(Dataset records)
..........
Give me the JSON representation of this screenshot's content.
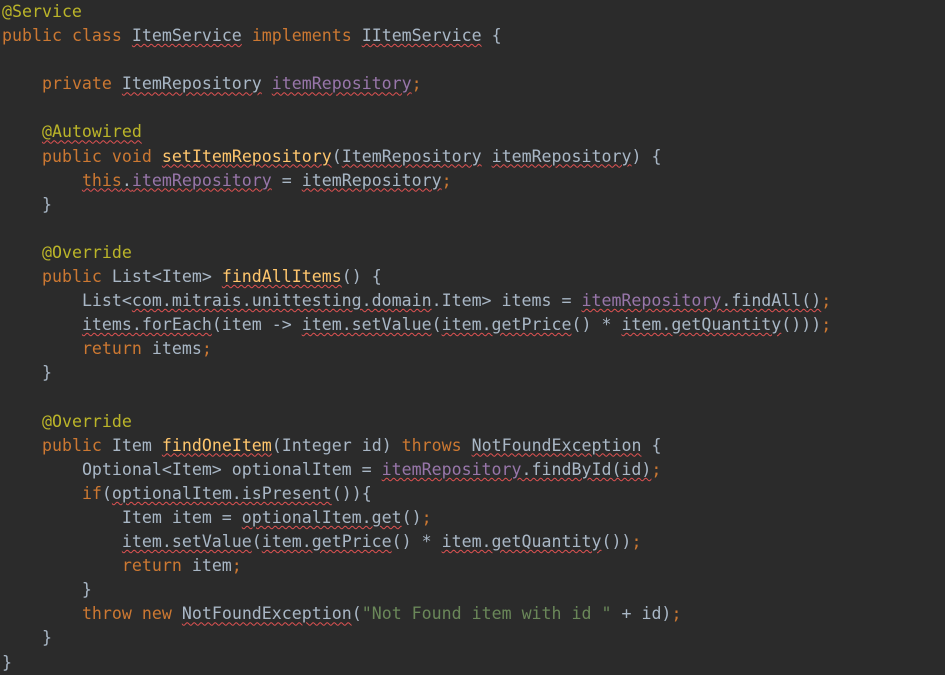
{
  "editor": {
    "language": "java",
    "theme": "darcula",
    "background_color": "#2b2b2b",
    "default_text_color": "#a9b7c6",
    "colors": {
      "keyword": "#cc7832",
      "annotation": "#bbb529",
      "identifier": "#a9b7c6",
      "method_declaration": "#ffc66d",
      "field": "#9876aa",
      "string": "#6a8759",
      "error_underline": "#e05252"
    }
  },
  "code": {
    "lines": [
      {
        "n": 1,
        "text": "@Service",
        "tokens": [
          {
            "t": "@Service",
            "c": "t-ann"
          }
        ]
      },
      {
        "n": 2,
        "text": "public class ItemService implements IItemService {",
        "tokens": [
          {
            "t": "public",
            "c": "t-kw"
          },
          {
            "t": " ",
            "c": "t-ident"
          },
          {
            "t": "class",
            "c": "t-kw"
          },
          {
            "t": " ",
            "c": "t-ident"
          },
          {
            "t": "ItemService",
            "c": "t-ident",
            "u": "sq"
          },
          {
            "t": " ",
            "c": "t-ident"
          },
          {
            "t": "implements",
            "c": "t-kw"
          },
          {
            "t": " ",
            "c": "t-ident"
          },
          {
            "t": "IItemService",
            "c": "t-ident",
            "u": "sq"
          },
          {
            "t": " {",
            "c": "t-ident"
          }
        ]
      },
      {
        "n": 3,
        "text": "",
        "tokens": []
      },
      {
        "n": 4,
        "text": "    private ItemRepository itemRepository;",
        "tokens": [
          {
            "t": "    ",
            "c": "t-ident"
          },
          {
            "t": "private",
            "c": "t-kw"
          },
          {
            "t": " ",
            "c": "t-ident"
          },
          {
            "t": "ItemRepository",
            "c": "t-ident",
            "u": "sq"
          },
          {
            "t": " ",
            "c": "t-ident"
          },
          {
            "t": "itemRepository",
            "c": "t-field",
            "u": "sq"
          },
          {
            "t": ";",
            "c": "t-semi"
          }
        ]
      },
      {
        "n": 5,
        "text": "",
        "tokens": []
      },
      {
        "n": 6,
        "text": "    @Autowired",
        "tokens": [
          {
            "t": "    ",
            "c": "t-ident"
          },
          {
            "t": "@Autowired",
            "c": "t-ann",
            "u": "sq"
          }
        ]
      },
      {
        "n": 7,
        "text": "    public void setItemRepository(ItemRepository itemRepository) {",
        "tokens": [
          {
            "t": "    ",
            "c": "t-ident"
          },
          {
            "t": "public",
            "c": "t-kw"
          },
          {
            "t": " ",
            "c": "t-ident"
          },
          {
            "t": "void",
            "c": "t-kw"
          },
          {
            "t": " ",
            "c": "t-ident"
          },
          {
            "t": "setItemRepository",
            "c": "t-mdecl",
            "u": "sq"
          },
          {
            "t": "(",
            "c": "t-ident"
          },
          {
            "t": "ItemRepository",
            "c": "t-ident",
            "u": "sq"
          },
          {
            "t": " ",
            "c": "t-ident"
          },
          {
            "t": "itemRepository",
            "c": "t-ident",
            "u": "sq"
          },
          {
            "t": ") {",
            "c": "t-ident"
          }
        ]
      },
      {
        "n": 8,
        "text": "        this.itemRepository = itemRepository;",
        "tokens": [
          {
            "t": "        ",
            "c": "t-ident"
          },
          {
            "t": "this",
            "c": "t-kw",
            "u": "sq"
          },
          {
            "t": ".",
            "c": "t-ident",
            "u": "sq"
          },
          {
            "t": "itemRepository",
            "c": "t-field",
            "u": "sq"
          },
          {
            "t": " = ",
            "c": "t-ident"
          },
          {
            "t": "itemRepository",
            "c": "t-ident",
            "u": "sq"
          },
          {
            "t": ";",
            "c": "t-semi"
          }
        ]
      },
      {
        "n": 9,
        "text": "    }",
        "tokens": [
          {
            "t": "    }",
            "c": "t-ident"
          }
        ]
      },
      {
        "n": 10,
        "text": "",
        "tokens": []
      },
      {
        "n": 11,
        "text": "    @Override",
        "tokens": [
          {
            "t": "    ",
            "c": "t-ident"
          },
          {
            "t": "@Override",
            "c": "t-ann"
          }
        ]
      },
      {
        "n": 12,
        "text": "    public List<Item> findAllItems() {",
        "tokens": [
          {
            "t": "    ",
            "c": "t-ident"
          },
          {
            "t": "public",
            "c": "t-kw"
          },
          {
            "t": " ",
            "c": "t-ident"
          },
          {
            "t": "List<Item>",
            "c": "t-ident"
          },
          {
            "t": " ",
            "c": "t-ident"
          },
          {
            "t": "findAllItems",
            "c": "t-mdecl",
            "u": "sq"
          },
          {
            "t": "() {",
            "c": "t-ident"
          }
        ]
      },
      {
        "n": 13,
        "text": "        List<com.mitrais.unittesting.domain.Item> items = itemRepository.findAll();",
        "tokens": [
          {
            "t": "        ",
            "c": "t-ident"
          },
          {
            "t": "List<",
            "c": "t-ident"
          },
          {
            "t": "com.mitrais.unittesting.domain",
            "c": "t-ident",
            "u": "sq"
          },
          {
            "t": ".Item> items = ",
            "c": "t-ident"
          },
          {
            "t": "itemRepository",
            "c": "t-field",
            "u": "sq"
          },
          {
            "t": ".findAll()",
            "c": "t-ident",
            "u": "sq"
          },
          {
            "t": ";",
            "c": "t-semi"
          }
        ]
      },
      {
        "n": 14,
        "text": "        items.forEach(item -> item.setValue(item.getPrice() * item.getQuantity()));",
        "tokens": [
          {
            "t": "        ",
            "c": "t-ident"
          },
          {
            "t": "items.forEach",
            "c": "t-ident",
            "u": "sq"
          },
          {
            "t": "(item -> ",
            "c": "t-ident"
          },
          {
            "t": "item.setValue",
            "c": "t-ident",
            "u": "sq"
          },
          {
            "t": "(",
            "c": "t-ident"
          },
          {
            "t": "item.getPrice",
            "c": "t-ident",
            "u": "sq"
          },
          {
            "t": "() * ",
            "c": "t-ident"
          },
          {
            "t": "item.getQuantity",
            "c": "t-ident",
            "u": "sq"
          },
          {
            "t": "()))",
            "c": "t-ident"
          },
          {
            "t": ";",
            "c": "t-semi"
          }
        ]
      },
      {
        "n": 15,
        "text": "        return items;",
        "tokens": [
          {
            "t": "        ",
            "c": "t-ident"
          },
          {
            "t": "return",
            "c": "t-kw"
          },
          {
            "t": " items",
            "c": "t-ident"
          },
          {
            "t": ";",
            "c": "t-semi"
          }
        ]
      },
      {
        "n": 16,
        "text": "    }",
        "tokens": [
          {
            "t": "    }",
            "c": "t-ident"
          }
        ]
      },
      {
        "n": 17,
        "text": "",
        "tokens": []
      },
      {
        "n": 18,
        "text": "    @Override",
        "tokens": [
          {
            "t": "    ",
            "c": "t-ident"
          },
          {
            "t": "@Override",
            "c": "t-ann"
          }
        ]
      },
      {
        "n": 19,
        "text": "    public Item findOneItem(Integer id) throws NotFoundException {",
        "tokens": [
          {
            "t": "    ",
            "c": "t-ident"
          },
          {
            "t": "public",
            "c": "t-kw"
          },
          {
            "t": " ",
            "c": "t-ident"
          },
          {
            "t": "Item",
            "c": "t-ident"
          },
          {
            "t": " ",
            "c": "t-ident"
          },
          {
            "t": "findOneItem",
            "c": "t-mdecl",
            "u": "sq"
          },
          {
            "t": "(Integer id) ",
            "c": "t-ident"
          },
          {
            "t": "throws",
            "c": "t-kw"
          },
          {
            "t": " ",
            "c": "t-ident"
          },
          {
            "t": "NotFoundException",
            "c": "t-ident",
            "u": "sq"
          },
          {
            "t": " {",
            "c": "t-ident"
          }
        ]
      },
      {
        "n": 20,
        "text": "        Optional<Item> optionalItem = itemRepository.findById(id);",
        "tokens": [
          {
            "t": "        ",
            "c": "t-ident"
          },
          {
            "t": "Optional<Item> optionalItem = ",
            "c": "t-ident"
          },
          {
            "t": "itemRepository",
            "c": "t-field",
            "u": "sq"
          },
          {
            "t": ".findById(id)",
            "c": "t-ident",
            "u": "sq"
          },
          {
            "t": ";",
            "c": "t-semi"
          }
        ]
      },
      {
        "n": 21,
        "text": "        if(optionalItem.isPresent()){",
        "tokens": [
          {
            "t": "        ",
            "c": "t-ident"
          },
          {
            "t": "if",
            "c": "t-kw"
          },
          {
            "t": "(",
            "c": "t-ident"
          },
          {
            "t": "optionalItem.isPresent",
            "c": "t-ident",
            "u": "sq"
          },
          {
            "t": "()){",
            "c": "t-ident"
          }
        ]
      },
      {
        "n": 22,
        "text": "            Item item = optionalItem.get();",
        "tokens": [
          {
            "t": "            ",
            "c": "t-ident"
          },
          {
            "t": "Item item = ",
            "c": "t-ident"
          },
          {
            "t": "optionalItem.get",
            "c": "t-ident",
            "u": "sq"
          },
          {
            "t": "()",
            "c": "t-ident"
          },
          {
            "t": ";",
            "c": "t-semi"
          }
        ]
      },
      {
        "n": 23,
        "text": "            item.setValue(item.getPrice() * item.getQuantity());",
        "tokens": [
          {
            "t": "            ",
            "c": "t-ident"
          },
          {
            "t": "item.setValue",
            "c": "t-ident",
            "u": "sq"
          },
          {
            "t": "(",
            "c": "t-ident"
          },
          {
            "t": "item.getPrice",
            "c": "t-ident",
            "u": "sq"
          },
          {
            "t": "() * ",
            "c": "t-ident"
          },
          {
            "t": "item.getQuantity",
            "c": "t-ident",
            "u": "sq"
          },
          {
            "t": "())",
            "c": "t-ident"
          },
          {
            "t": ";",
            "c": "t-semi"
          }
        ]
      },
      {
        "n": 24,
        "text": "            return item;",
        "tokens": [
          {
            "t": "            ",
            "c": "t-ident"
          },
          {
            "t": "return",
            "c": "t-kw"
          },
          {
            "t": " item",
            "c": "t-ident"
          },
          {
            "t": ";",
            "c": "t-semi"
          }
        ]
      },
      {
        "n": 25,
        "text": "        }",
        "tokens": [
          {
            "t": "        }",
            "c": "t-ident"
          }
        ]
      },
      {
        "n": 26,
        "text": "        throw new NotFoundException(\"Not Found item with id \" + id);",
        "tokens": [
          {
            "t": "        ",
            "c": "t-ident"
          },
          {
            "t": "throw",
            "c": "t-kw"
          },
          {
            "t": " ",
            "c": "t-ident"
          },
          {
            "t": "new",
            "c": "t-kw"
          },
          {
            "t": " ",
            "c": "t-ident"
          },
          {
            "t": "NotFoundException",
            "c": "t-ident",
            "u": "sq"
          },
          {
            "t": "(",
            "c": "t-ident"
          },
          {
            "t": "\"Not Found item with id \"",
            "c": "t-str"
          },
          {
            "t": " + id)",
            "c": "t-ident"
          },
          {
            "t": ";",
            "c": "t-semi"
          }
        ]
      },
      {
        "n": 27,
        "text": "    }",
        "tokens": [
          {
            "t": "    }",
            "c": "t-ident"
          }
        ]
      },
      {
        "n": 28,
        "text": "}",
        "tokens": [
          {
            "t": "}",
            "c": "t-ident"
          }
        ]
      }
    ]
  }
}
..........
*Set exercise*: Give only the number of lines in the material above that hold the word "domain".

*Finished exercise*: 2